Recorded data:

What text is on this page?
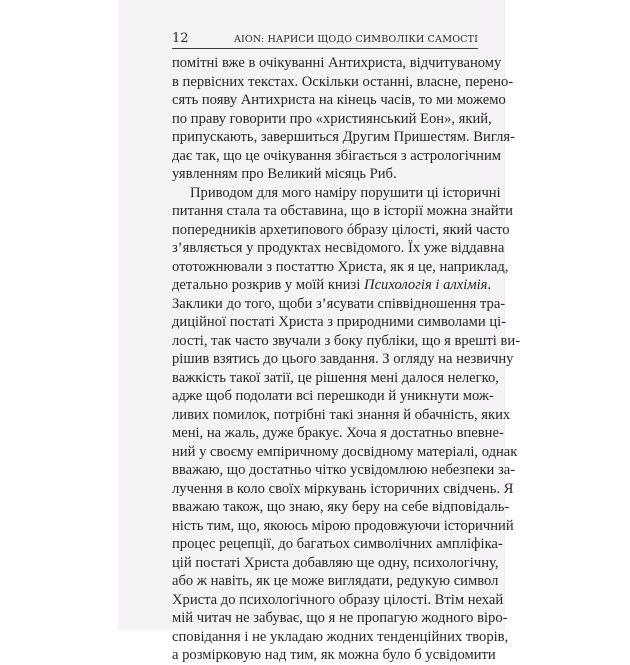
12	AION: НАРИСИ ЩОДО СИМВОЛІКИ САМОСТІ
помітні вже в очікуванні Антихриста, відчитуваному
в первісних текстах. Оскільки останні, власне, перено-
сять появу Антихриста на кінець часів, то ми можемо
по праву говорити про «християнський Еон», який,
припускають, завершиться Другим Пришестям. Вигля-
дає так, що це очікування збігається з астрологічним
уявленням про Великий місяць Риб.
Приводом для мого наміру порушити ці історичні
питання стала та обставина, що в історії можна знайти
попередників архетипового óбразу цілості, який часто
з’являється у продуктах несвідомого. Їх уже віддавна
ототожнювали з постаттю Христа, як я це, наприклад,
детально розкрив у моїй книзі Психологія і алхімія.
Заклики до того, щоби з’ясувати співвідношення тра-
диційної постаті Христа з природними символами ці-
лості, так часто звучали з боку публіки, що я врешті ви-
рішив взятись до цього завдання. З огляду на незвичну
важкість такої затії, це рішення мені далося нелегко,
адже щоб подолати всі перешкоди й уникнути мож-
ливих помилок, потрібні такі знання й обачність, яких
мені, на жаль, дуже бракує. Хоча я достатньо впевне-
ний у своєму емпіричному досвідному матеріалі, однак
вважаю, що достатньо чітко усвідомлюю небезпеки за-
лучення в коло своїх міркувань історичних свідчень. Я
вважаю також, що знаю, яку беру на себе відповідаль-
ність тим, що, якоюсь мірою продовжуючи історичний
процес рецепції, до багатьох символічних ампліфіка-
цій постаті Христа добавляю ще одну, психологічну,
або ж навіть, як це може виглядати, редукую символ
Христа до психологічного образу цілості. Втім нехай
мій читач не забуває, що я не пропагую жодного віро-
сповідання і не укладаю жодних тенденційних творів,
а розмірковую над тим, як можна було б усвідомити
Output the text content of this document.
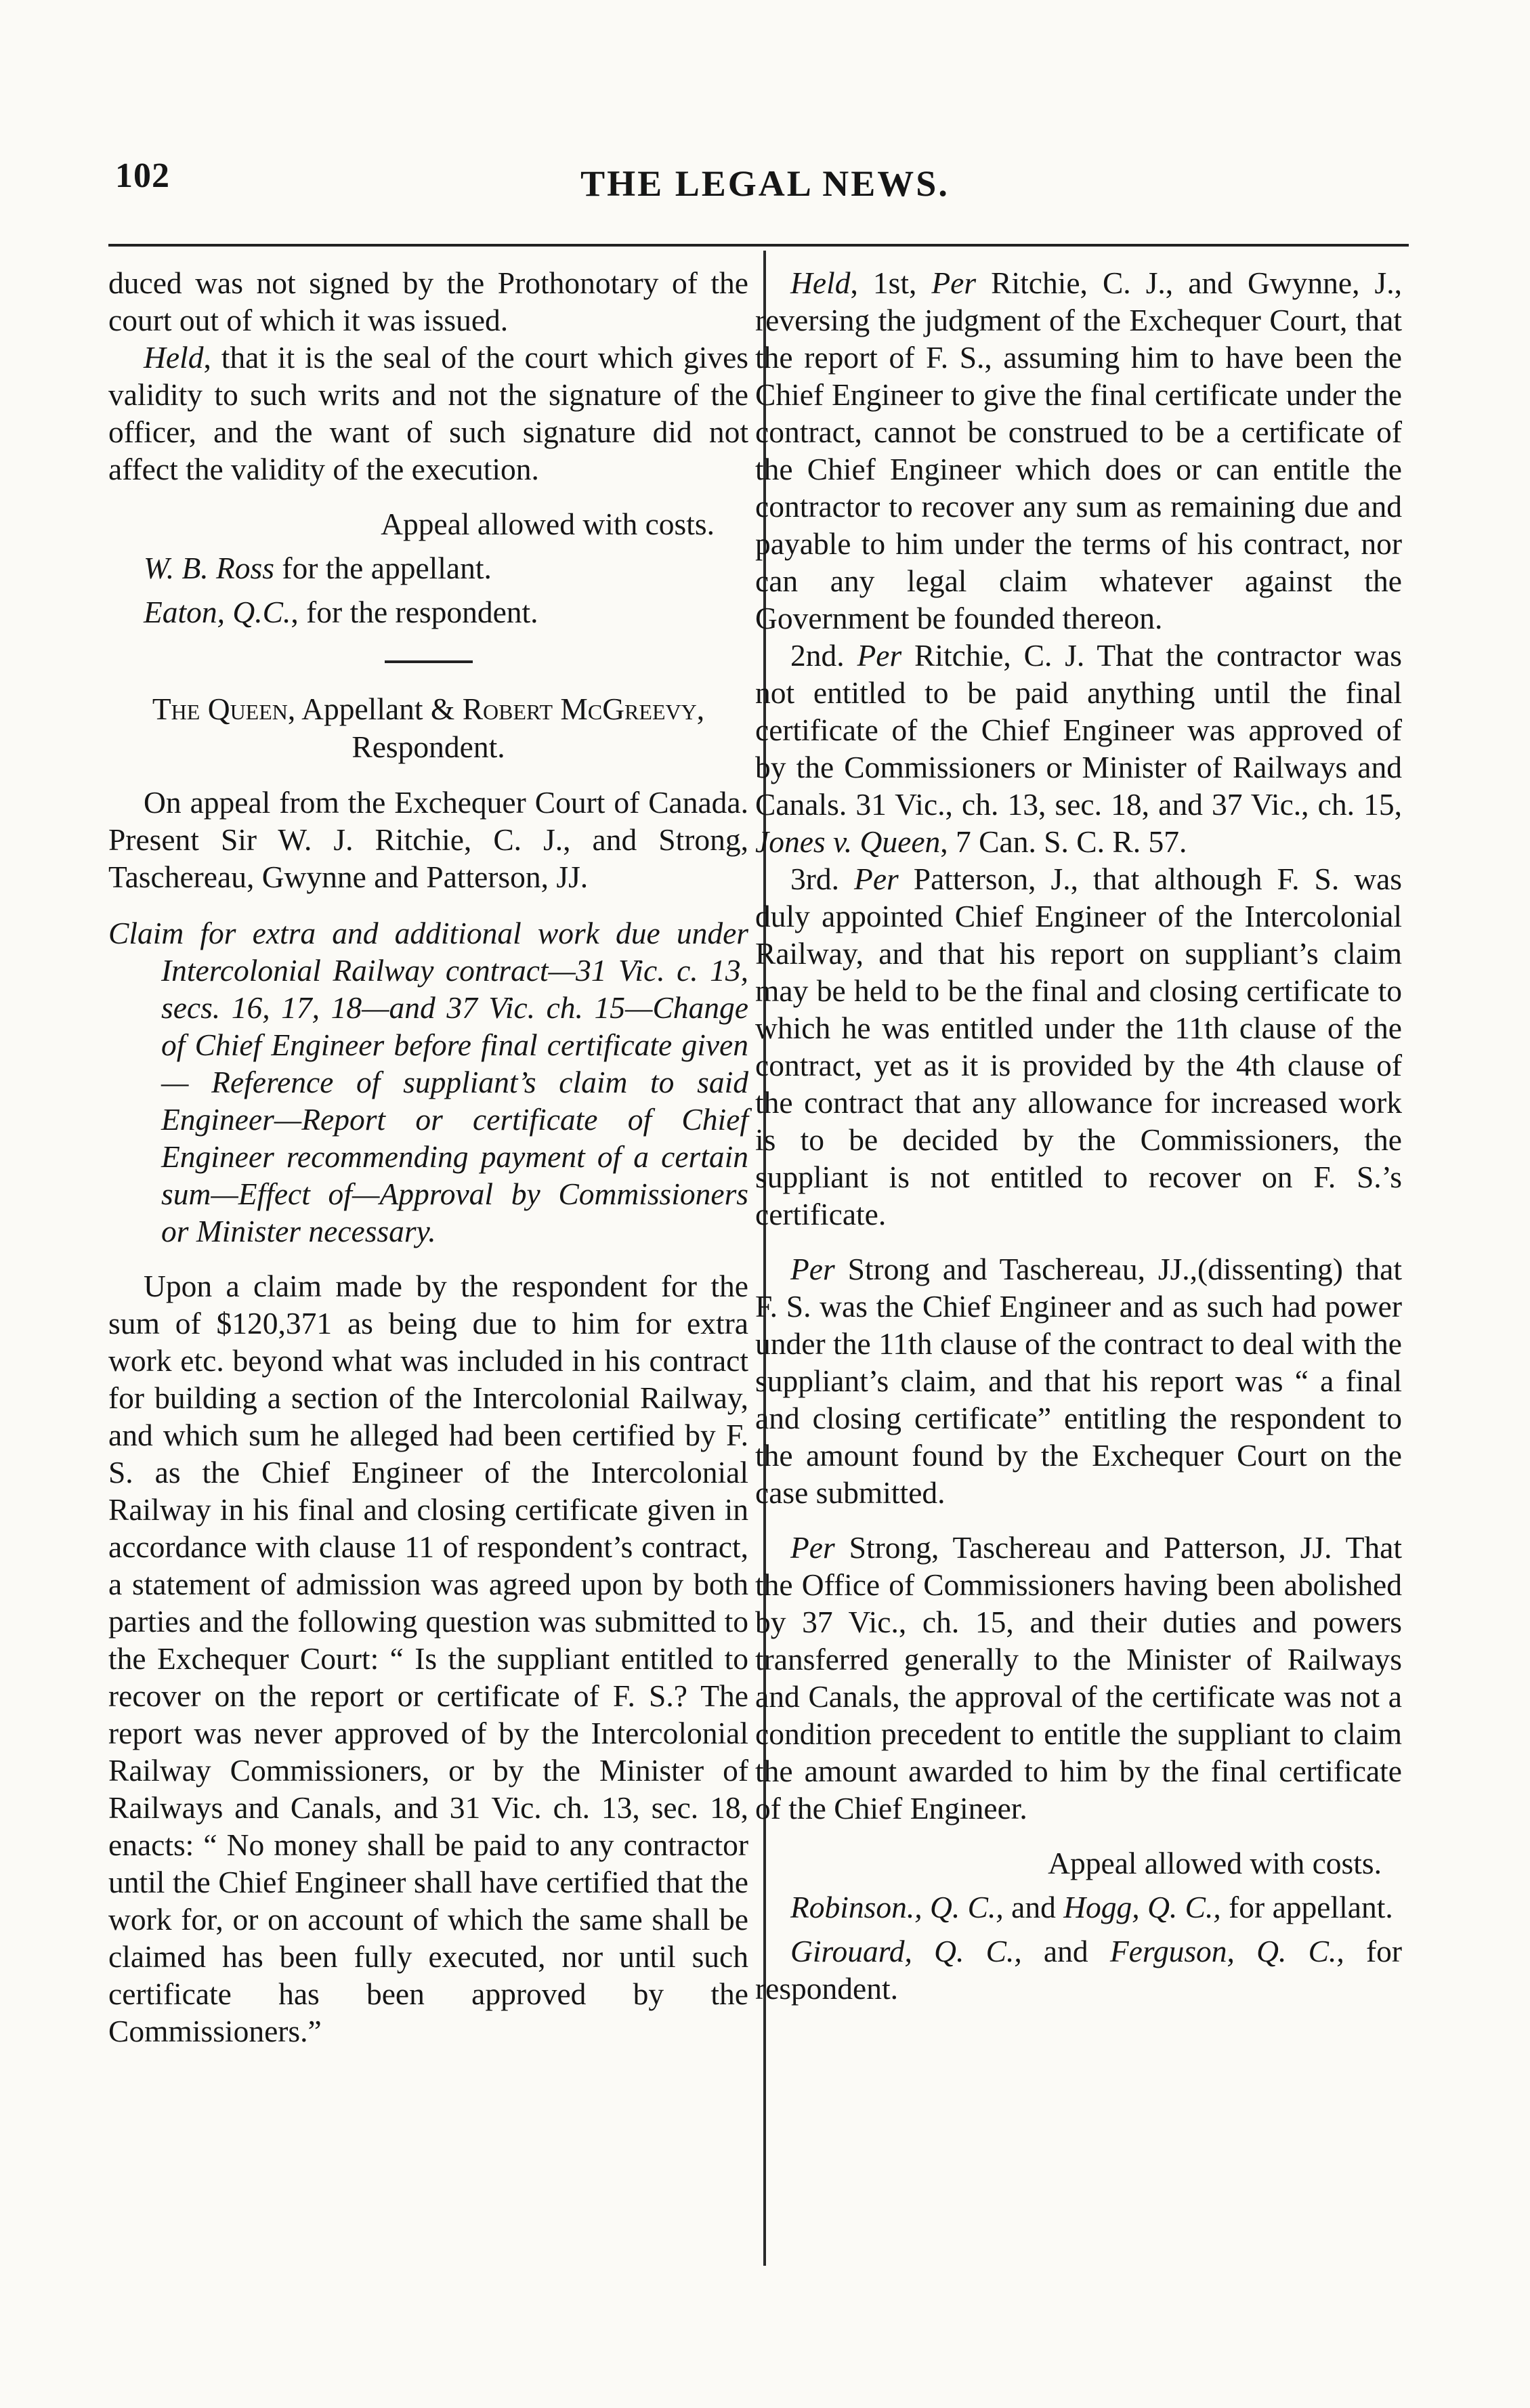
102	THE LEGAL NEWS.

duced was not signed by the Prothonotary of the court out of which it was issued.

Held, that it is the seal of the court which gives validity to such writs and not the signature of the officer, and the want of such signature did not affect the validity of the execution.

Appeal allowed with costs.

W. B. Ross for the appellant.

Eaton, Q.C., for the respondent.

The Queen, Appellant & Robert McGreevy, Respondent.

On appeal from the Exchequer Court of Canada. Present Sir W. J. Ritchie, C. J., and Strong, Taschereau, Gwynne and Patterson, JJ.

Claim for extra and additional work due under Intercolonial Railway contract—31 Vic. c. 13, secs. 16, 17, 18—and 37 Vic. ch. 15—Change of Chief Engineer before final certificate given — Reference of suppliant’s claim to said Engineer—Report or certificate of Chief Engineer recommending payment of a certain sum—Effect of—Approval by Commissioners or Minister necessary.

Upon a claim made by the respondent for the sum of $120,371 as being due to him for extra work etc. beyond what was included in his contract for building a section of the Intercolonial Railway, and which sum he alleged had been certified by F. S. as the Chief Engineer of the Intercolonial Railway in his final and closing certificate given in accordance with clause 11 of respondent’s contract, a statement of admission was agreed upon by both parties and the following question was submitted to the Exchequer Court: “ Is the suppliant entitled to recover on the report or certificate of F. S.? The report was never approved of by the Intercolonial Railway Commissioners, or by the Minister of Railways and Canals, and 31 Vic. ch. 13, sec. 18, enacts: “ No money shall be paid to any contractor until the Chief Engineer shall have certified that the work for, or on account of which the same shall be claimed has been fully executed, nor until such certificate has been approved by the Commissioners.”

Held, 1st, Per Ritchie, C. J., and Gwynne, J., reversing the judgment of the Exchequer Court, that the report of F. S., assuming him to have been the Chief Engineer to give the final certificate under the contract, cannot be construed to be a certificate of the Chief Engineer which does or can entitle the contractor to recover any sum as remaining due and payable to him under the terms of his contract, nor can any legal claim whatever against the Government be founded thereon.

2nd. Per Ritchie, C. J. That the contractor was not entitled to be paid anything until the final certificate of the Chief Engineer was approved of by the Commissioners or Minister of Railways and Canals. 31 Vic., ch. 13, sec. 18, and 37 Vic., ch. 15, Jones v. Queen, 7 Can. S. C. R. 57.

3rd. Per Patterson, J., that although F. S. was duly appointed Chief Engineer of the Intercolonial Railway, and that his report on suppliant’s claim may be held to be the final and closing certificate to which he was entitled under the 11th clause of the contract, yet as it is provided by the 4th clause of the contract that any allowance for increased work is to be decided by the Commissioners, the suppliant is not entitled to recover on F. S.’s certificate.

Per Strong and Taschereau, JJ.,(dissenting) that F. S. was the Chief Engineer and as such had power under the 11th clause of the contract to deal with the suppliant’s claim, and that his report was “ a final and closing certificate” entitling the respondent to the amount found by the Exchequer Court on the case submitted.

Per Strong, Taschereau and Patterson, JJ. That the Office of Commissioners having been abolished by 37 Vic., ch. 15, and their duties and powers transferred generally to the Minister of Railways and Canals, the approval of the certificate was not a condition precedent to entitle the suppliant to claim the amount awarded to him by the final certificate of the Chief Engineer.

Appeal allowed with costs.

Robinson., Q. C., and Hogg, Q. C., for appellant.

Girouard, Q. C., and Ferguson, Q. C., for respondent.
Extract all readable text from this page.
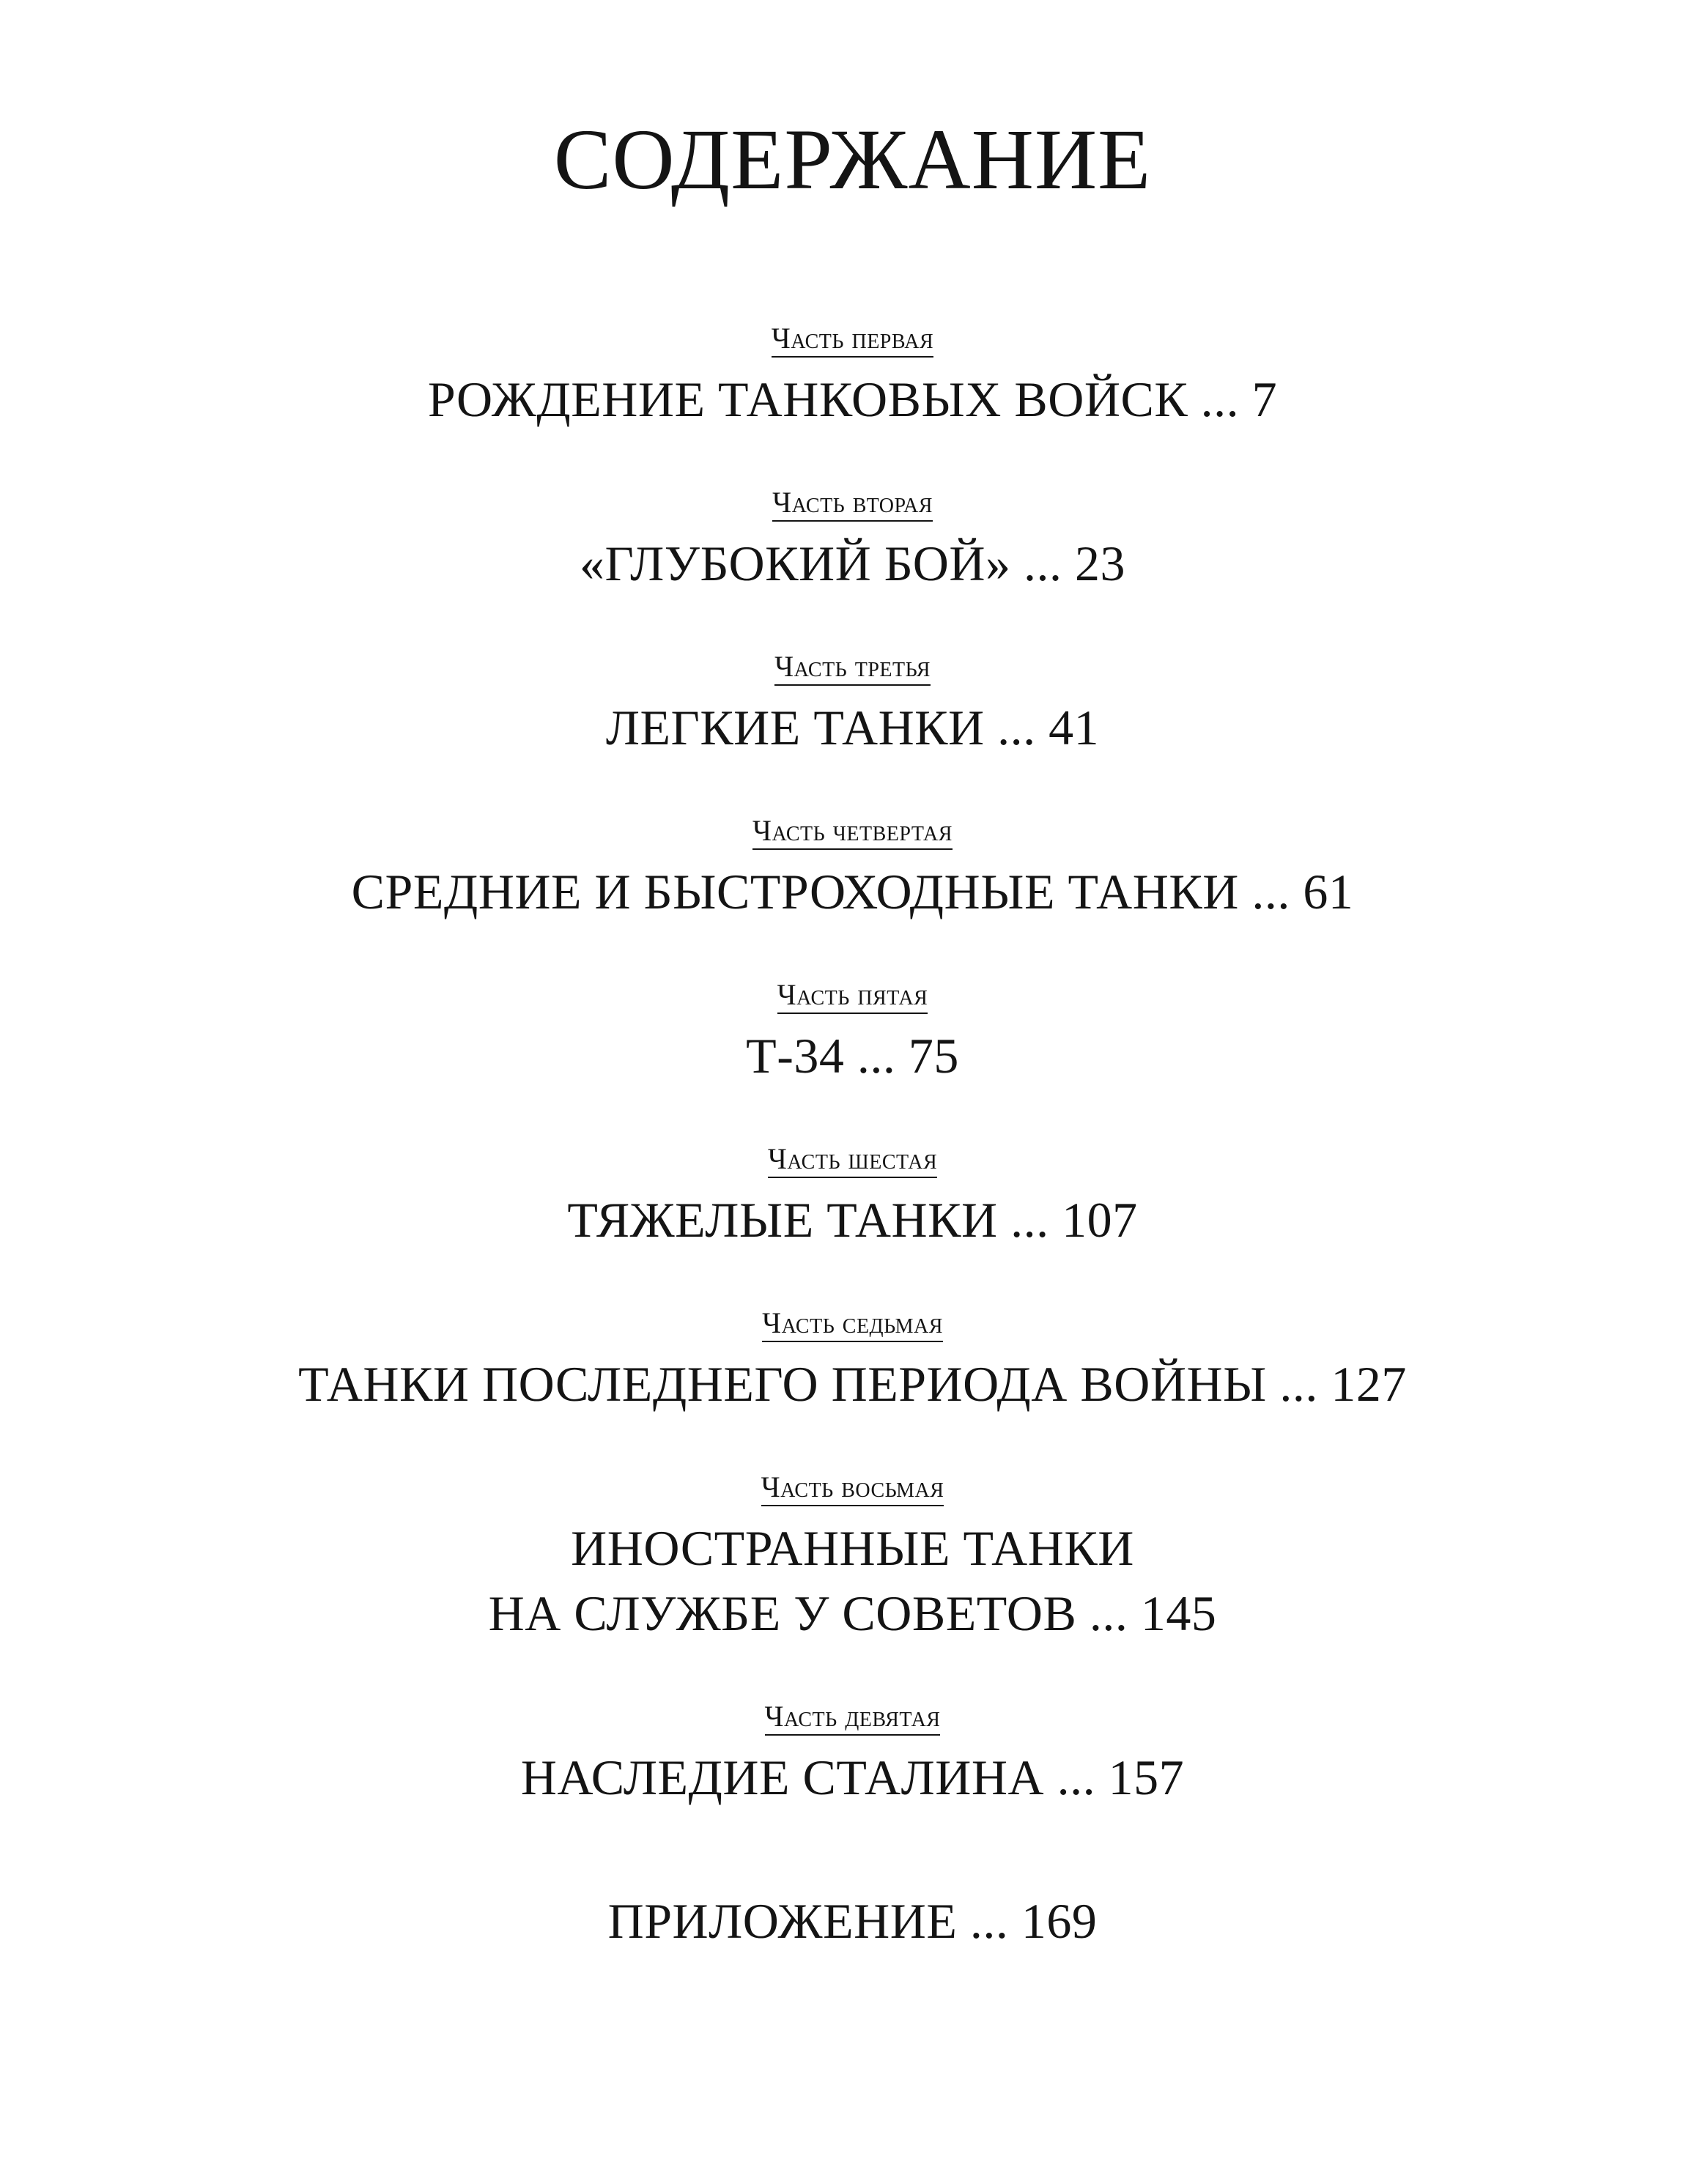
СОДЕРЖАНИЕ
Часть первая
РОЖДЕНИЕ ТАНКОВЫХ ВОЙСК ... 7
Часть вторая
«ГЛУБОКИЙ БОЙ» ... 23
Часть третья
ЛЕГКИЕ ТАНКИ ... 41
Часть четвертая
СРЕДНИЕ И БЫСТРОХОДНЫЕ ТАНКИ ... 61
Часть пятая
Т-34 ... 75
Часть шестая
ТЯЖЕЛЫЕ ТАНКИ ... 107
Часть седьмая
ТАНКИ ПОСЛЕДНЕГО ПЕРИОДА ВОЙНЫ ... 127
Часть восьмая
ИНОСТРАННЫЕ ТАНКИ
НА СЛУЖБЕ У СОВЕТОВ ... 145
Часть девятая
НАСЛЕДИЕ СТАЛИНА ... 157
ПРИЛОЖЕНИЕ ... 169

What you will do:
Exactly those lines that run from the line holding "Extract all readable text from this page." to the end of the listing above, both included, are to be reproduced, with pictures left out.

Result:
Extract all readable text from this page.
СОДЕРЖАНИЕ
Часть первая
РОЖДЕНИЕ ТАНКОВЫХ ВОЙСК ... 7
Часть вторая
«ГЛУБОКИЙ БОЙ» ... 23
Часть третья
ЛЕГКИЕ ТАНКИ ... 41
Часть четвертая
СРЕДНИЕ И БЫСТРОХОДНЫЕ ТАНКИ ... 61
Часть пятая
Т-34 ... 75
Часть шестая
ТЯЖЕЛЫЕ ТАНКИ ... 107
Часть седьмая
ТАНКИ ПОСЛЕДНЕГО ПЕРИОДА ВОЙНЫ ... 127
Часть восьмая
ИНОСТРАННЫЕ ТАНКИ
НА СЛУЖБЕ У СОВЕТОВ ... 145
Часть девятая
НАСЛЕДИЕ СТАЛИНА ... 157
ПРИЛОЖЕНИЕ ... 169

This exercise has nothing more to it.